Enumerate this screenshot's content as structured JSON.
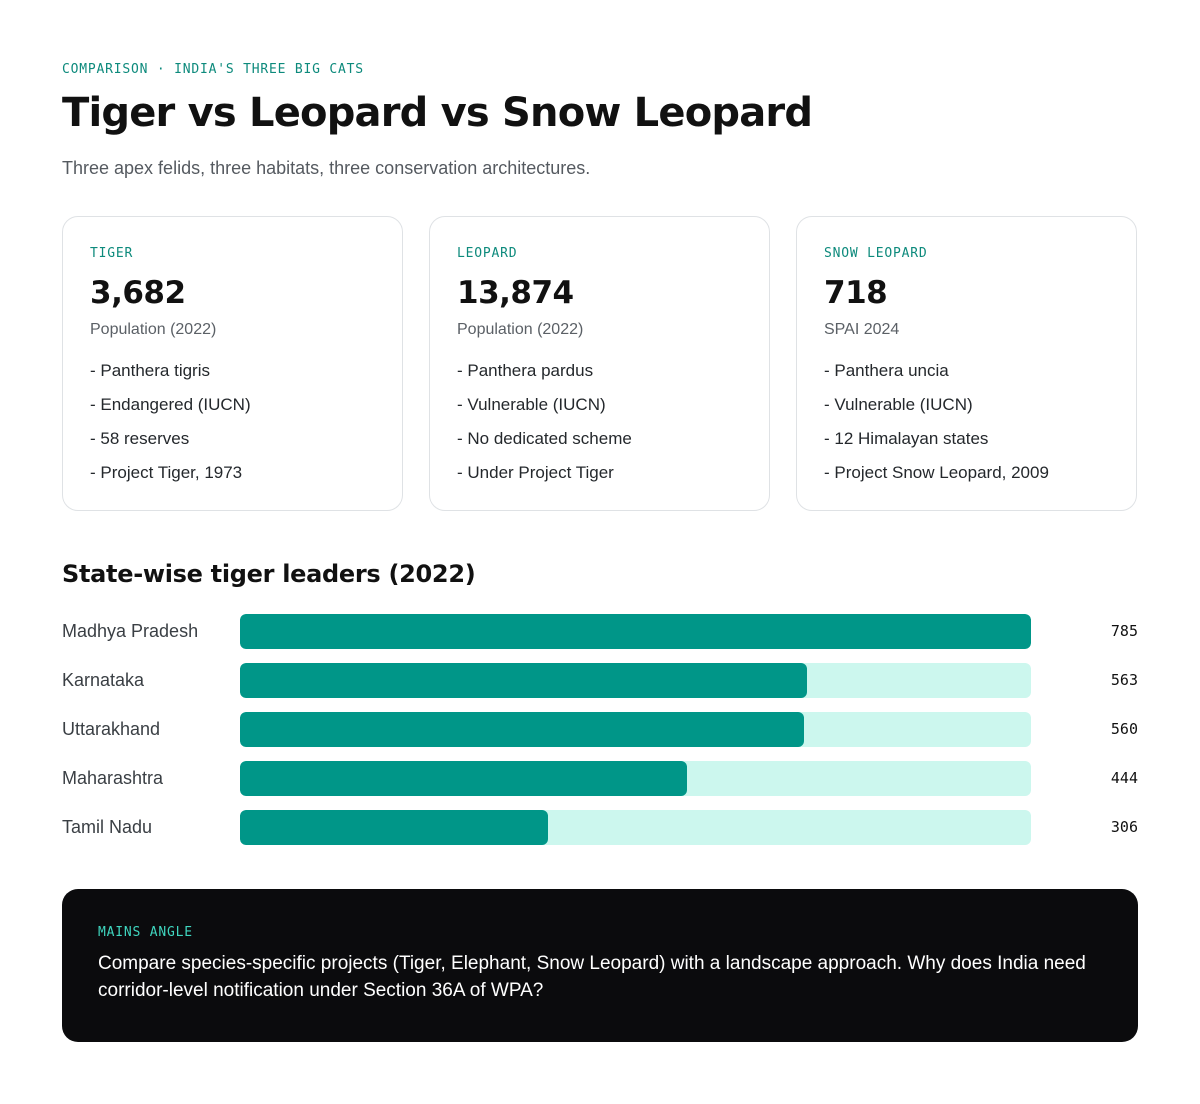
{
  "header": {
    "kicker": "COMPARISON · INDIA'S THREE BIG CATS",
    "title": "Tiger vs Leopard vs Snow Leopard",
    "subtitle": "Three apex felids, three habitats, three conservation architectures."
  },
  "cards": [
    {
      "label": "TIGER",
      "stat": "3,682",
      "stat_label": "Population (2022)",
      "facts": [
        "- Panthera tigris",
        "- Endangered (IUCN)",
        "- 58 reserves",
        "- Project Tiger, 1973"
      ]
    },
    {
      "label": "LEOPARD",
      "stat": "13,874",
      "stat_label": "Population (2022)",
      "facts": [
        "- Panthera pardus",
        "- Vulnerable (IUCN)",
        "- No dedicated scheme",
        "- Under Project Tiger"
      ]
    },
    {
      "label": "SNOW LEOPARD",
      "stat": "718",
      "stat_label": "SPAI 2024",
      "facts": [
        "- Panthera uncia",
        "- Vulnerable (IUCN)",
        "- 12 Himalayan states",
        "- Project Snow Leopard, 2009"
      ]
    }
  ],
  "chart_data": {
    "type": "bar",
    "orientation": "horizontal",
    "title": "State-wise tiger leaders (2022)",
    "categories": [
      "Madhya Pradesh",
      "Karnataka",
      "Uttarakhand",
      "Maharashtra",
      "Tamil Nadu"
    ],
    "values": [
      785,
      563,
      560,
      444,
      306
    ],
    "value_labels": [
      "785",
      "563",
      "560",
      "444",
      "306"
    ],
    "xlim": [
      0,
      785
    ],
    "grid": false,
    "colors": {
      "bar": "#009688",
      "track": "#ccf7ee"
    }
  },
  "mains": {
    "label": "MAINS ANGLE",
    "text": "Compare species-specific projects (Tiger, Elephant, Snow Leopard) with a landscape approach. Why does India need corridor-level notification under Section 36A of WPA?"
  },
  "colors": {
    "accent": "#0d8a7c",
    "dark_panel": "#0b0b0d",
    "mains_accent": "#3fd6bf"
  }
}
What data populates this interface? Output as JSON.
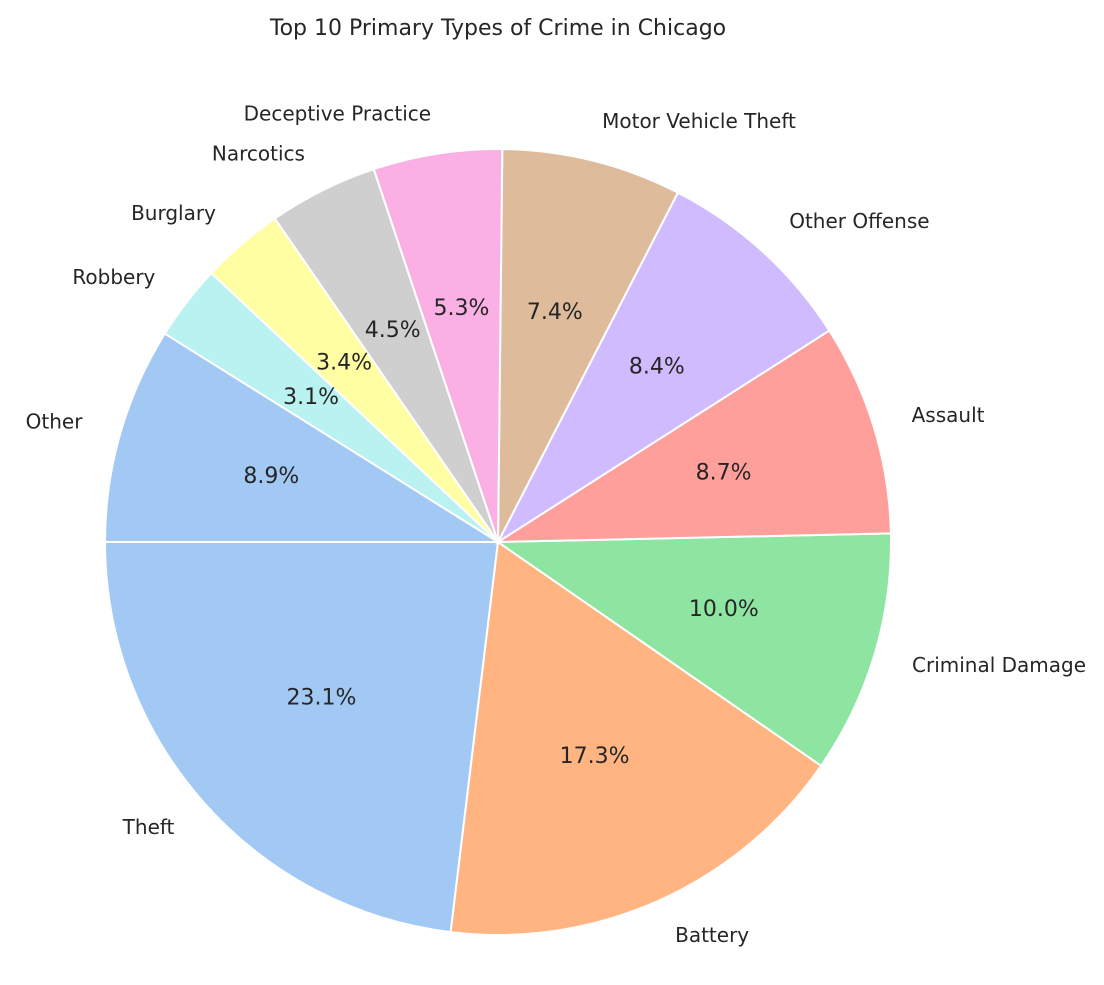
{
  "chart_data": {
    "type": "pie",
    "title": "Top 10 Primary Types of Crime in Chicago",
    "start_angle_deg": 180,
    "direction": "counterclockwise",
    "slices": [
      {
        "label": "Theft",
        "value": 23.1,
        "pct_label": "23.1%",
        "color": "#a1c9f4"
      },
      {
        "label": "Battery",
        "value": 17.3,
        "pct_label": "17.3%",
        "color": "#ffb482"
      },
      {
        "label": "Criminal Damage",
        "value": 10.0,
        "pct_label": "10.0%",
        "color": "#8de5a1"
      },
      {
        "label": "Assault",
        "value": 8.7,
        "pct_label": "8.7%",
        "color": "#ff9f9b"
      },
      {
        "label": "Other Offense",
        "value": 8.4,
        "pct_label": "8.4%",
        "color": "#d0bbff"
      },
      {
        "label": "Motor Vehicle Theft",
        "value": 7.4,
        "pct_label": "7.4%",
        "color": "#debb9b"
      },
      {
        "label": "Deceptive Practice",
        "value": 5.3,
        "pct_label": "5.3%",
        "color": "#fab0e4"
      },
      {
        "label": "Narcotics",
        "value": 4.5,
        "pct_label": "4.5%",
        "color": "#cfcfcf"
      },
      {
        "label": "Burglary",
        "value": 3.4,
        "pct_label": "3.4%",
        "color": "#fffea3"
      },
      {
        "label": "Robbery",
        "value": 3.1,
        "pct_label": "3.1%",
        "color": "#b9f2f0"
      },
      {
        "label": "Other",
        "value": 8.9,
        "pct_label": "8.9%",
        "color": "#a1c9f4"
      }
    ]
  }
}
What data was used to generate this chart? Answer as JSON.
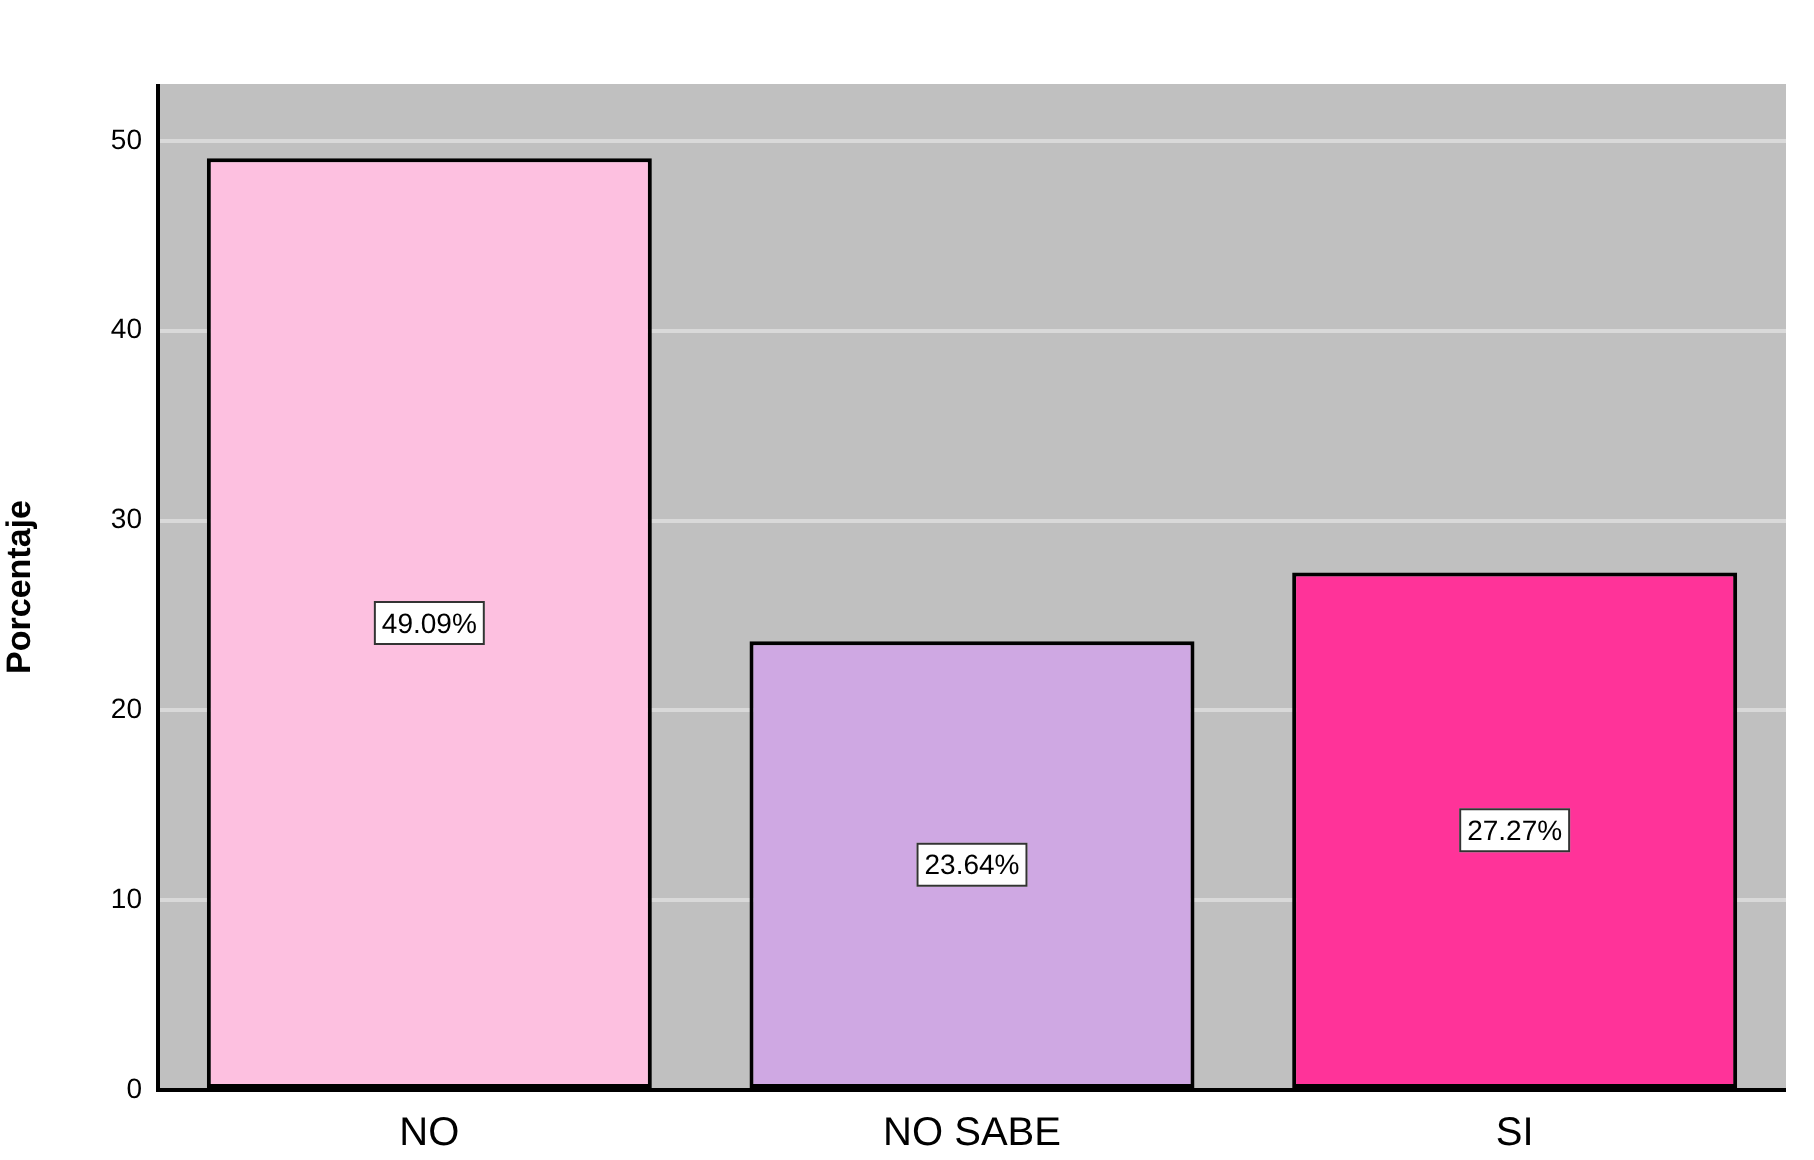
{
  "chart_data": {
    "type": "bar",
    "ylabel": "Porcentaje",
    "categories": [
      "NO",
      "NO SABE",
      "SI"
    ],
    "values": [
      49.09,
      23.64,
      27.27
    ],
    "colors": [
      "#fdc0e0",
      "#cfa8e3",
      "#ff3399"
    ],
    "value_labels": [
      "49.09%",
      "23.64%",
      "27.27%"
    ],
    "ylim": [
      0,
      53
    ],
    "yticks": [
      0,
      10,
      20,
      30,
      40,
      50
    ],
    "grid": "y",
    "legend": false
  }
}
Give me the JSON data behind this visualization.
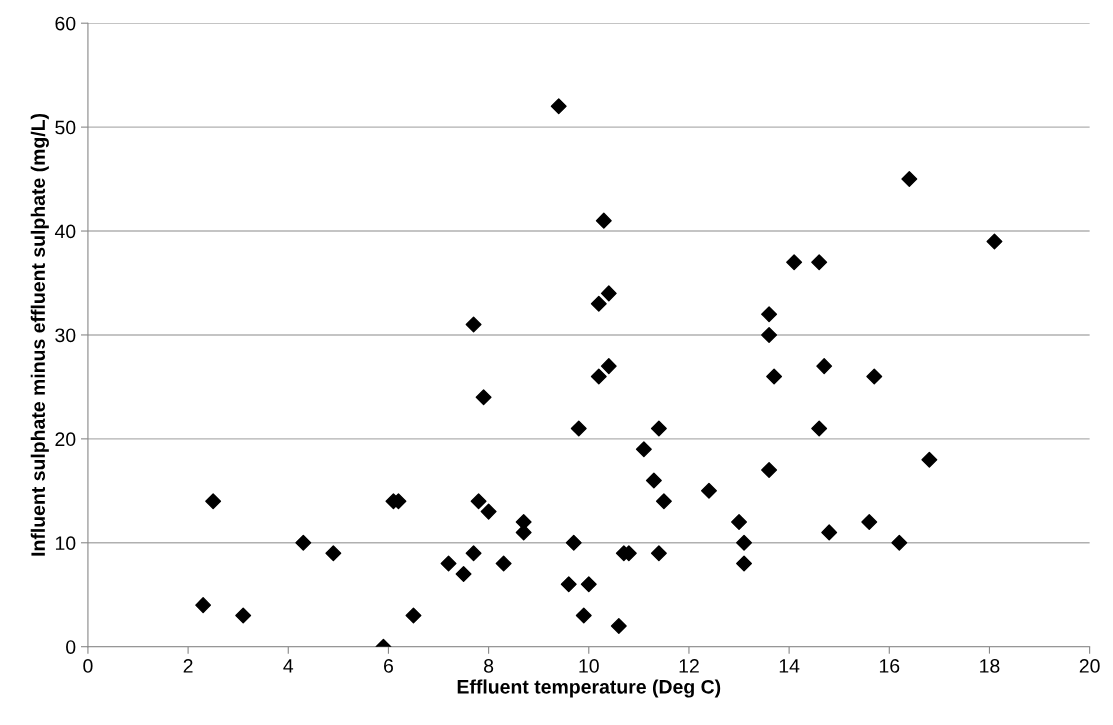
{
  "chart_data": {
    "type": "scatter",
    "xlabel": "Effluent temperature (Deg C)",
    "ylabel": "Influent sulphate minus effluent sulphate (mg/L)",
    "x": [
      2.3,
      2.5,
      3.1,
      4.3,
      4.9,
      5.9,
      6.1,
      6.2,
      6.5,
      7.2,
      7.5,
      7.7,
      7.7,
      7.8,
      7.9,
      8.0,
      8.3,
      8.7,
      8.7,
      9.4,
      9.6,
      9.7,
      9.8,
      9.9,
      10.0,
      10.2,
      10.2,
      10.3,
      10.4,
      10.4,
      10.6,
      10.7,
      10.8,
      11.1,
      11.3,
      11.4,
      11.4,
      11.5,
      12.4,
      13.0,
      13.1,
      13.1,
      13.6,
      13.6,
      13.6,
      13.7,
      14.1,
      14.6,
      14.6,
      14.7,
      14.8,
      15.6,
      15.7,
      16.2,
      16.4,
      16.8,
      18.1
    ],
    "values": [
      4,
      14,
      3,
      10,
      9,
      0,
      14,
      14,
      3,
      8,
      7,
      31,
      9,
      14,
      24,
      13,
      8,
      12,
      11,
      52,
      6,
      10,
      21,
      3,
      6,
      33,
      26,
      41,
      34,
      27,
      2,
      9,
      9,
      19,
      16,
      21,
      9,
      14,
      15,
      12,
      10,
      8,
      32,
      30,
      17,
      26,
      37,
      37,
      21,
      27,
      11,
      12,
      26,
      10,
      45,
      18,
      39
    ],
    "color": "#000000",
    "marker": "diamond",
    "grid": "y",
    "xlim": [
      0,
      20
    ],
    "xticks": [
      0,
      2,
      4,
      6,
      8,
      10,
      12,
      14,
      16,
      18,
      20
    ],
    "ylim": [
      0,
      60
    ],
    "yticks": [
      0,
      10,
      20,
      30,
      40,
      50,
      60
    ]
  }
}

Work to complete: With the pictures left out, transcribe the material exactly.

The response:
Enumerate this screenshot's content as structured JSON.
{
  "header": {
    "kicker": "COMPARISON · INDIA'S THREE BIG CATS",
    "title": "Tiger vs Leopard vs Snow Leopard",
    "subtitle": "Three apex felids, three habitats, three conservation architectures."
  },
  "cards": [
    {
      "label": "TIGER",
      "stat": "3,682",
      "stat_label": "Population (2022)",
      "facts": [
        "- Panthera tigris",
        "- Endangered (IUCN)",
        "- 58 reserves",
        "- Project Tiger, 1973"
      ]
    },
    {
      "label": "LEOPARD",
      "stat": "13,874",
      "stat_label": "Population (2022)",
      "facts": [
        "- Panthera pardus",
        "- Vulnerable (IUCN)",
        "- No dedicated scheme",
        "- Under Project Tiger"
      ]
    },
    {
      "label": "SNOW LEOPARD",
      "stat": "718",
      "stat_label": "SPAI 2024",
      "facts": [
        "- Panthera uncia",
        "- Vulnerable (IUCN)",
        "- 12 Himalayan states",
        "- Project Snow Leopard, 2009"
      ]
    }
  ],
  "chart_data": {
    "type": "bar",
    "orientation": "horizontal",
    "title": "State-wise tiger leaders (2022)",
    "categories": [
      "Madhya Pradesh",
      "Karnataka",
      "Uttarakhand",
      "Maharashtra",
      "Tamil Nadu"
    ],
    "values": [
      785,
      563,
      560,
      444,
      306
    ],
    "value_labels": [
      "785",
      "563",
      "560",
      "444",
      "306"
    ],
    "xlim": [
      0,
      785
    ],
    "grid": false,
    "colors": {
      "bar": "#009688",
      "track": "#ccf7ee"
    }
  },
  "mains": {
    "label": "MAINS ANGLE",
    "text": "Compare species-specific projects (Tiger, Elephant, Snow Leopard) with a landscape approach. Why does India need corridor-level notification under Section 36A of WPA?"
  },
  "colors": {
    "accent": "#0d8a7c",
    "dark_panel": "#0b0b0d",
    "mains_accent": "#3fd6bf"
  }
}
What data populates this interface? Output as JSON.
{
  "chart_data": {
    "type": "pie",
    "title": "Top 10 Primary Types of Crime in Chicago",
    "start_angle_deg": 180,
    "direction": "counterclockwise",
    "slices": [
      {
        "label": "Theft",
        "value": 23.1,
        "pct_label": "23.1%",
        "color": "#a1c9f4"
      },
      {
        "label": "Battery",
        "value": 17.3,
        "pct_label": "17.3%",
        "color": "#ffb482"
      },
      {
        "label": "Criminal Damage",
        "value": 10.0,
        "pct_label": "10.0%",
        "color": "#8de5a1"
      },
      {
        "label": "Assault",
        "value": 8.7,
        "pct_label": "8.7%",
        "color": "#ff9f9b"
      },
      {
        "label": "Other Offense",
        "value": 8.4,
        "pct_label": "8.4%",
        "color": "#d0bbff"
      },
      {
        "label": "Motor Vehicle Theft",
        "value": 7.4,
        "pct_label": "7.4%",
        "color": "#debb9b"
      },
      {
        "label": "Deceptive Practice",
        "value": 5.3,
        "pct_label": "5.3%",
        "color": "#fab0e4"
      },
      {
        "label": "Narcotics",
        "value": 4.5,
        "pct_label": "4.5%",
        "color": "#cfcfcf"
      },
      {
        "label": "Burglary",
        "value": 3.4,
        "pct_label": "3.4%",
        "color": "#fffea3"
      },
      {
        "label": "Robbery",
        "value": 3.1,
        "pct_label": "3.1%",
        "color": "#b9f2f0"
      },
      {
        "label": "Other",
        "value": 8.9,
        "pct_label": "8.9%",
        "color": "#a1c9f4"
      }
    ]
  }
}
What data was used to generate this chart? Answer as JSON.
{
  "chart_data": {
    "type": "bar",
    "ylabel": "Porcentaje",
    "categories": [
      "NO",
      "NO SABE",
      "SI"
    ],
    "values": [
      49.09,
      23.64,
      27.27
    ],
    "colors": [
      "#fdc0e0",
      "#cfa8e3",
      "#ff3399"
    ],
    "value_labels": [
      "49.09%",
      "23.64%",
      "27.27%"
    ],
    "ylim": [
      0,
      53
    ],
    "yticks": [
      0,
      10,
      20,
      30,
      40,
      50
    ],
    "grid": "y",
    "legend": false
  }
}
Give me the JSON data behind this visualization.
{
  "chart_data": {
    "type": "scatter",
    "xlabel": "Effluent temperature (Deg C)",
    "ylabel": "Influent sulphate minus effluent sulphate (mg/L)",
    "x": [
      2.3,
      2.5,
      3.1,
      4.3,
      4.9,
      5.9,
      6.1,
      6.2,
      6.5,
      7.2,
      7.5,
      7.7,
      7.7,
      7.8,
      7.9,
      8.0,
      8.3,
      8.7,
      8.7,
      9.4,
      9.6,
      9.7,
      9.8,
      9.9,
      10.0,
      10.2,
      10.2,
      10.3,
      10.4,
      10.4,
      10.6,
      10.7,
      10.8,
      11.1,
      11.3,
      11.4,
      11.4,
      11.5,
      12.4,
      13.0,
      13.1,
      13.1,
      13.6,
      13.6,
      13.6,
      13.7,
      14.1,
      14.6,
      14.6,
      14.7,
      14.8,
      15.6,
      15.7,
      16.2,
      16.4,
      16.8,
      18.1
    ],
    "values": [
      4,
      14,
      3,
      10,
      9,
      0,
      14,
      14,
      3,
      8,
      7,
      31,
      9,
      14,
      24,
      13,
      8,
      12,
      11,
      52,
      6,
      10,
      21,
      3,
      6,
      33,
      26,
      41,
      34,
      27,
      2,
      9,
      9,
      19,
      16,
      21,
      9,
      14,
      15,
      12,
      10,
      8,
      32,
      30,
      17,
      26,
      37,
      37,
      21,
      27,
      11,
      12,
      26,
      10,
      45,
      18,
      39
    ],
    "color": "#000000",
    "marker": "diamond",
    "grid": "y",
    "xlim": [
      0,
      20
    ],
    "xticks": [
      0,
      2,
      4,
      6,
      8,
      10,
      12,
      14,
      16,
      18,
      20
    ],
    "ylim": [
      0,
      60
    ],
    "yticks": [
      0,
      10,
      20,
      30,
      40,
      50,
      60
    ]
  }
}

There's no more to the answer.